** Dataset rows for apps and sites **
┄┄┄┄┄┄┄┄┄┄

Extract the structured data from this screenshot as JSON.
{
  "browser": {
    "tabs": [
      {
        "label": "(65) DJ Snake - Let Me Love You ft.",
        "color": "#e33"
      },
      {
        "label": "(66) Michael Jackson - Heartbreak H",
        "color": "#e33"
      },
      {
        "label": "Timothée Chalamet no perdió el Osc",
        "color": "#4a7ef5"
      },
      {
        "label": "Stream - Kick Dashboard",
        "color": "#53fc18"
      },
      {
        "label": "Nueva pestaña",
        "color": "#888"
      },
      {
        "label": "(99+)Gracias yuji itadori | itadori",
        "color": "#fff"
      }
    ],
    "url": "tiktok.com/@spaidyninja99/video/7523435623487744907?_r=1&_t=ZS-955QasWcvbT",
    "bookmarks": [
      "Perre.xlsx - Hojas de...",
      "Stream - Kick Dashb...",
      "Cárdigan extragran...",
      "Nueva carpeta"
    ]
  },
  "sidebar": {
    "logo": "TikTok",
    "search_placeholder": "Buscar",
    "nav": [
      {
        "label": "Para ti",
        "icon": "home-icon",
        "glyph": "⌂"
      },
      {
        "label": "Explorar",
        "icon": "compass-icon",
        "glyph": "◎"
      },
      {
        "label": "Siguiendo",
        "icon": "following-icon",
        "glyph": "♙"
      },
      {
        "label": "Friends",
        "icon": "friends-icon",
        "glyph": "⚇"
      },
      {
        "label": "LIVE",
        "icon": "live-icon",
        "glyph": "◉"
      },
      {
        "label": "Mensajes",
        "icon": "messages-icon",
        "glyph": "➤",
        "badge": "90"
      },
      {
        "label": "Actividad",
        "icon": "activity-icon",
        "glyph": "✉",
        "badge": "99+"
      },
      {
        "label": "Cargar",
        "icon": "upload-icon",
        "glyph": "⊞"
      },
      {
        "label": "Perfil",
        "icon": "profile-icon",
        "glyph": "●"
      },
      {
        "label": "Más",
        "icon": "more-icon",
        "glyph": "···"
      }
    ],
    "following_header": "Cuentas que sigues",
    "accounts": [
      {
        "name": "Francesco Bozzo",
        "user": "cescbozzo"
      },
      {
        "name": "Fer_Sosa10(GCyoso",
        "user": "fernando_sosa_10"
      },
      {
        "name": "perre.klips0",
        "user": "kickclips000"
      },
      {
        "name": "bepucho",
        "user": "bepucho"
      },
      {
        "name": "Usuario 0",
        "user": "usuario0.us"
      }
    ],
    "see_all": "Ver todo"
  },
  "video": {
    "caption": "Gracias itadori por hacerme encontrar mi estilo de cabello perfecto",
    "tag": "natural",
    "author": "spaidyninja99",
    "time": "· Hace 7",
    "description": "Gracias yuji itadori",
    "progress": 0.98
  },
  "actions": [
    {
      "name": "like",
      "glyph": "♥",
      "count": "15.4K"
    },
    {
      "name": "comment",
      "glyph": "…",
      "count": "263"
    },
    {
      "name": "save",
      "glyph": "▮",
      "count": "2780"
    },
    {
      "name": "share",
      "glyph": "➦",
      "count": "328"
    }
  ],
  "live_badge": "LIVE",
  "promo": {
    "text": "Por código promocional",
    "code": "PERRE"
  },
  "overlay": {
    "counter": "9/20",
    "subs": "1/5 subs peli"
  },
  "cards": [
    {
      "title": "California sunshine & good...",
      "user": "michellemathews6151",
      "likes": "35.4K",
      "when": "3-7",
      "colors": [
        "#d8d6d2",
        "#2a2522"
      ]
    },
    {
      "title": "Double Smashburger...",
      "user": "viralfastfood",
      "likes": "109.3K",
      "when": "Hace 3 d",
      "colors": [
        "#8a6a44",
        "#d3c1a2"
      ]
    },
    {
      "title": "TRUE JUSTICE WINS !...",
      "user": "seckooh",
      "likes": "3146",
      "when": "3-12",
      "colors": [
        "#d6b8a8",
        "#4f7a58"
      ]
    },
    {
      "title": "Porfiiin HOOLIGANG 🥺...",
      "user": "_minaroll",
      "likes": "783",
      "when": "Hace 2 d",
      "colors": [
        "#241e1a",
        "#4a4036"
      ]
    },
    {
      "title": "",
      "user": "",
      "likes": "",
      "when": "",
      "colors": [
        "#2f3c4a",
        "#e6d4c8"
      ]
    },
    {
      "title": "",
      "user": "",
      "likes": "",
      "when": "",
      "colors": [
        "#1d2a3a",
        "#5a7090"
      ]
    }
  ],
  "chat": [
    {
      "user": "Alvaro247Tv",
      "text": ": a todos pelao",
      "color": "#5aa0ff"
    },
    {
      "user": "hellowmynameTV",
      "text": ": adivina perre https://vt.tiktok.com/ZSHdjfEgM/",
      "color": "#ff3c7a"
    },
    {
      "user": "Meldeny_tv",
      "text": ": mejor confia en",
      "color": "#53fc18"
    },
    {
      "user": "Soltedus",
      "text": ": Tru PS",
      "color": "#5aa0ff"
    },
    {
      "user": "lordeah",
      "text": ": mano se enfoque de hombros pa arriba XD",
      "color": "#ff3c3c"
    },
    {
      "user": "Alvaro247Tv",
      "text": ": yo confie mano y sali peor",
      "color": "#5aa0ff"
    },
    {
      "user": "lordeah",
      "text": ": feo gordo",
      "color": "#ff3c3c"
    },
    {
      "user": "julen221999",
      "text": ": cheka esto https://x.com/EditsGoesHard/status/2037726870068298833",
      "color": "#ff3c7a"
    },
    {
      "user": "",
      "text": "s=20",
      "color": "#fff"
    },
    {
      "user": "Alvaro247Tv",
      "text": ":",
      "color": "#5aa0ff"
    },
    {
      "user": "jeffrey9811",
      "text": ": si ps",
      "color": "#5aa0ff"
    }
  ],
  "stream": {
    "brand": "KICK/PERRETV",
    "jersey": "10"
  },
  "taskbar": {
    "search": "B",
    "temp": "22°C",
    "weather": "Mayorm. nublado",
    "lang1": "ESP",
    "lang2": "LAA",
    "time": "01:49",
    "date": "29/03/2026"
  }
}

┄┄┄┄┄┄┄┄┄┄

** PROBLEM **
From the entries above, extract every line where the word "yuji" appears.

** SOLUTION TO THIS EXERCISE **
        "label": "(99+)Gracias yuji itadori | itadori",
    "description": "Gracias yuji itadori",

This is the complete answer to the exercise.